WHAT YOU SHOULD DO — Wherever the word "proposed" shows up in a line, please copy that line.

Dataset records —
▬▬▬▬▬▬▬▬▬▬

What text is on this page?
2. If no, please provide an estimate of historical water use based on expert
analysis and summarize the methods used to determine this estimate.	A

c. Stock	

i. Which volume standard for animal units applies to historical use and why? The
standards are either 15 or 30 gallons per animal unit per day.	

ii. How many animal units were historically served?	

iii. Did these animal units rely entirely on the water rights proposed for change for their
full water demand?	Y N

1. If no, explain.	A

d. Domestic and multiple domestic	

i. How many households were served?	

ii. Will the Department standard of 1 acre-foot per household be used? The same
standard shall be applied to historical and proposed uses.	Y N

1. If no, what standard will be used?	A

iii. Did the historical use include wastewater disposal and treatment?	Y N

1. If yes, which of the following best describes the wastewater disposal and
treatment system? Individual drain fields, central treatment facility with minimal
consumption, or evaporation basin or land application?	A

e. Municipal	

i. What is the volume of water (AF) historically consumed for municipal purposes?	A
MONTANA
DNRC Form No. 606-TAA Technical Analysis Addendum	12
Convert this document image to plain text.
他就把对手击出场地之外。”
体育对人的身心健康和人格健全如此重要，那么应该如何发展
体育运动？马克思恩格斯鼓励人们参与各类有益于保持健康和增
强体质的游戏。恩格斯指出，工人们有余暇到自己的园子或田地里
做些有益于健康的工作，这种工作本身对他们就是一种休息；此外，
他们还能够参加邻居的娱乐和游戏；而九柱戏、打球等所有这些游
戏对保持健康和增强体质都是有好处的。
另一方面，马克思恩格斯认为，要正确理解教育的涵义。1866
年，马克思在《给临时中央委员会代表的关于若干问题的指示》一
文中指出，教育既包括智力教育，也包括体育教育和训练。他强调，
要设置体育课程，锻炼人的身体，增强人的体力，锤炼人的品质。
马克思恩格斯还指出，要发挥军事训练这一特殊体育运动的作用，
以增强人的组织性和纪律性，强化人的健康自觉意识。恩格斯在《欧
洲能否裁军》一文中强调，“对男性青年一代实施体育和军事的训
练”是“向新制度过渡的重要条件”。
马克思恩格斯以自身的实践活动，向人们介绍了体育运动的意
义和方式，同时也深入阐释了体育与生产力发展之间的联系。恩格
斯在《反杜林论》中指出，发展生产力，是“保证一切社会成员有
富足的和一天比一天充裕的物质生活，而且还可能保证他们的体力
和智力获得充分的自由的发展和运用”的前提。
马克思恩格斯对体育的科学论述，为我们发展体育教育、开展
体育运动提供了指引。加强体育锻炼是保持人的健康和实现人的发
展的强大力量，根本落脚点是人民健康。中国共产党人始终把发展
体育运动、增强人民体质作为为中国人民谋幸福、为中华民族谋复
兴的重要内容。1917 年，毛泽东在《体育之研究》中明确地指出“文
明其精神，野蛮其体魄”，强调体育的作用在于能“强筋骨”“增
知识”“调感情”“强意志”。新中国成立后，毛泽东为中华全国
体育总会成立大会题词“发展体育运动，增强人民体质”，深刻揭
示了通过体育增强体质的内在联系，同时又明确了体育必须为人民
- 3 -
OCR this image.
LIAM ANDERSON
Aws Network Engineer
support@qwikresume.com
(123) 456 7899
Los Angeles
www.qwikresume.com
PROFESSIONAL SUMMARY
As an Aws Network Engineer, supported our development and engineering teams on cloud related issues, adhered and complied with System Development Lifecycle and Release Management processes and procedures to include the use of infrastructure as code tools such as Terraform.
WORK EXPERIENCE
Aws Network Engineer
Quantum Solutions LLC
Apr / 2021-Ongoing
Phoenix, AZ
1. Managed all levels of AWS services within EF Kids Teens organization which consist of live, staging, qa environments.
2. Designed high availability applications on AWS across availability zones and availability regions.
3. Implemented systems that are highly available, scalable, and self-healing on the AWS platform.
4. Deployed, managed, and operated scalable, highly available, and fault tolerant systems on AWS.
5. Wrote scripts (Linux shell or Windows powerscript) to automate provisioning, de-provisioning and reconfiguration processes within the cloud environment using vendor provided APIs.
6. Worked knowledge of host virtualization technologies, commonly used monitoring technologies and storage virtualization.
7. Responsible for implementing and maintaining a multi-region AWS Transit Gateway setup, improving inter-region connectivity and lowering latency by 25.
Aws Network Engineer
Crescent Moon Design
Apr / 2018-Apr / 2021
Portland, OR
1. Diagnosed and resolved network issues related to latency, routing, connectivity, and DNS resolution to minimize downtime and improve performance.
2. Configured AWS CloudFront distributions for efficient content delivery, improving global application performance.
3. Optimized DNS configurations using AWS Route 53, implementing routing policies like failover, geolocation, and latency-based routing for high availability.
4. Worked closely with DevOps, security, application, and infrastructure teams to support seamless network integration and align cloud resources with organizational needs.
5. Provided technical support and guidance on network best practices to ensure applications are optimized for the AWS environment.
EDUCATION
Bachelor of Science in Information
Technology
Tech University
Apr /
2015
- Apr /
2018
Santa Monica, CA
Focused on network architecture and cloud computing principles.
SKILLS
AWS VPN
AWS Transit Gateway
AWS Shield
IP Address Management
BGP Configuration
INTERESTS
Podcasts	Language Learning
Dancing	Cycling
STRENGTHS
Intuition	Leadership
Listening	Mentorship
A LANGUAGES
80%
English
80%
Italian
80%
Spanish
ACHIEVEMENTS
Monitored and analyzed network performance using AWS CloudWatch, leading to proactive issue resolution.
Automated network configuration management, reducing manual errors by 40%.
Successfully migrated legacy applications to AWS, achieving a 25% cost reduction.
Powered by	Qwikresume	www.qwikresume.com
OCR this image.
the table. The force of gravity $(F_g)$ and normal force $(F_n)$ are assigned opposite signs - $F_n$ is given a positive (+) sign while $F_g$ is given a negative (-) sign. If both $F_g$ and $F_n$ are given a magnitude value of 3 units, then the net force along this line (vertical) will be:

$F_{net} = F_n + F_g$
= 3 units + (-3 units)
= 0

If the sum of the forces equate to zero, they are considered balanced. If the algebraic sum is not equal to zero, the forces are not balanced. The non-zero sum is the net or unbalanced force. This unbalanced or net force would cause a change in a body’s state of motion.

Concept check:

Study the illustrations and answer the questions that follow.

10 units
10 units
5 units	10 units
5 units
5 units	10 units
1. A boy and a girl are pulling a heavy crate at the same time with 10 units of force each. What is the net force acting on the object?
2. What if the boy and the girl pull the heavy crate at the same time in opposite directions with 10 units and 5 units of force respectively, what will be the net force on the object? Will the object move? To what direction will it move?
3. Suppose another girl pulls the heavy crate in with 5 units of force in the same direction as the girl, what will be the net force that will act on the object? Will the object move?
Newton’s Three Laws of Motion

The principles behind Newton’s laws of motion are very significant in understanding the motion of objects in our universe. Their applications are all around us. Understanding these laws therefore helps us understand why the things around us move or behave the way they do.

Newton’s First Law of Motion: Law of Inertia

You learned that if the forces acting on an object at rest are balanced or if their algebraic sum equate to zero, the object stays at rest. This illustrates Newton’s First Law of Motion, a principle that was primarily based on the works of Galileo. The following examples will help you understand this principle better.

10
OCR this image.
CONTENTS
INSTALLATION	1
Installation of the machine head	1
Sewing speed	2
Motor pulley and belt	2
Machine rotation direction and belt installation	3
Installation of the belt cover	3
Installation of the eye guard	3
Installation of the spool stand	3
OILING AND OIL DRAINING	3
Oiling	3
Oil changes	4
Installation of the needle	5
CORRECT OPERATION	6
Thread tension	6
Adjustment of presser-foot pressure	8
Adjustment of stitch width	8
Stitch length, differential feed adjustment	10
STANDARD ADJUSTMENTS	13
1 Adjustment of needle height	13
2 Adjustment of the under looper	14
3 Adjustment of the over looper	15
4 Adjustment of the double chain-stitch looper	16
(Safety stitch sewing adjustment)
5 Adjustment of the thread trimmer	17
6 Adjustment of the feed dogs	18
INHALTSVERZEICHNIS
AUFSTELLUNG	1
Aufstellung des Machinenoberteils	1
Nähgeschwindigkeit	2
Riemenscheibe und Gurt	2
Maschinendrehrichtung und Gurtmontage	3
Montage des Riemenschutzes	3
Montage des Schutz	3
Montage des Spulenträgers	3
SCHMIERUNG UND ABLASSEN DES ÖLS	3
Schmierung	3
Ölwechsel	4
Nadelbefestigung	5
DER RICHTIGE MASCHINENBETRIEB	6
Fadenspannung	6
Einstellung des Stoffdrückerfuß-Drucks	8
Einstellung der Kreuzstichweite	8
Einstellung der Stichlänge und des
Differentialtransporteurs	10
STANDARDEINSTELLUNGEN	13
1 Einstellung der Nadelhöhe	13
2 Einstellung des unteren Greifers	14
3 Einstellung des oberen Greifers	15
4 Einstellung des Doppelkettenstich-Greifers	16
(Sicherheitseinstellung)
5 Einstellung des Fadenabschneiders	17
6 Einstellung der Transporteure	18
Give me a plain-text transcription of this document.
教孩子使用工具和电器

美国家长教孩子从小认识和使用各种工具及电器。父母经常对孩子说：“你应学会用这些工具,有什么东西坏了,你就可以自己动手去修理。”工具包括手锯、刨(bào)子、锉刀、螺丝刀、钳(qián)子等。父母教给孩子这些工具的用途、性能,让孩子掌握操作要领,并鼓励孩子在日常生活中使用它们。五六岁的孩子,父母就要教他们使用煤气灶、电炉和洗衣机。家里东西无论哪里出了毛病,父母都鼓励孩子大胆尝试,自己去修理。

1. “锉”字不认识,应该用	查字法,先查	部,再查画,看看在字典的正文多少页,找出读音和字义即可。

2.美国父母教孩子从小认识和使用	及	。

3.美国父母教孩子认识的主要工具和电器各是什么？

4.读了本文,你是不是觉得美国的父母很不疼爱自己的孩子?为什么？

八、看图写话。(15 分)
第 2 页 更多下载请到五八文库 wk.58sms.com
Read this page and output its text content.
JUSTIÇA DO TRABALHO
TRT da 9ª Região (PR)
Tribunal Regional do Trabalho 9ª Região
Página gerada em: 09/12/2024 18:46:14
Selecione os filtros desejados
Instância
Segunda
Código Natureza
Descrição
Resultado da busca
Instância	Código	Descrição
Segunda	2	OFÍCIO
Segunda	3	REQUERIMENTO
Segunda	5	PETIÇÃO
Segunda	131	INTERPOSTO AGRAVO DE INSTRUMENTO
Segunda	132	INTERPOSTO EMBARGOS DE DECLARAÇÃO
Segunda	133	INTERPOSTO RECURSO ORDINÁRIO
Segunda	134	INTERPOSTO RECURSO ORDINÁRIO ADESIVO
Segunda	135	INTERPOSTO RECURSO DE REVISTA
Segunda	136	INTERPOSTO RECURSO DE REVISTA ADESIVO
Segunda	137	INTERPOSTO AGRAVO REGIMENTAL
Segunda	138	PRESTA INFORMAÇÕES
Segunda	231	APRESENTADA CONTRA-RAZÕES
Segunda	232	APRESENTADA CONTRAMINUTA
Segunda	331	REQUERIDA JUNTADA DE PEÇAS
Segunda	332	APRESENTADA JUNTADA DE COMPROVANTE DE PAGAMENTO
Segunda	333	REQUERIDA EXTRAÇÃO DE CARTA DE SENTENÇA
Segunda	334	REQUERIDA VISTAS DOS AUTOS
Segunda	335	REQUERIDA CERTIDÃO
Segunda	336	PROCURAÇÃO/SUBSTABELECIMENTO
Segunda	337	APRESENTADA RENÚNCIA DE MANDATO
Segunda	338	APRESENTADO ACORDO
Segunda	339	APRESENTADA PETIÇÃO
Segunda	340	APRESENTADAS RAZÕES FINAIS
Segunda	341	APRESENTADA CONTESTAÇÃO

▬▬▬▬▬▬▬▬▬▬

TASK SOLUTION —
iii. Did these animal units rely entirely on the water rights proposed for change for their
standard shall be applied to historical and proposed uses.	Y N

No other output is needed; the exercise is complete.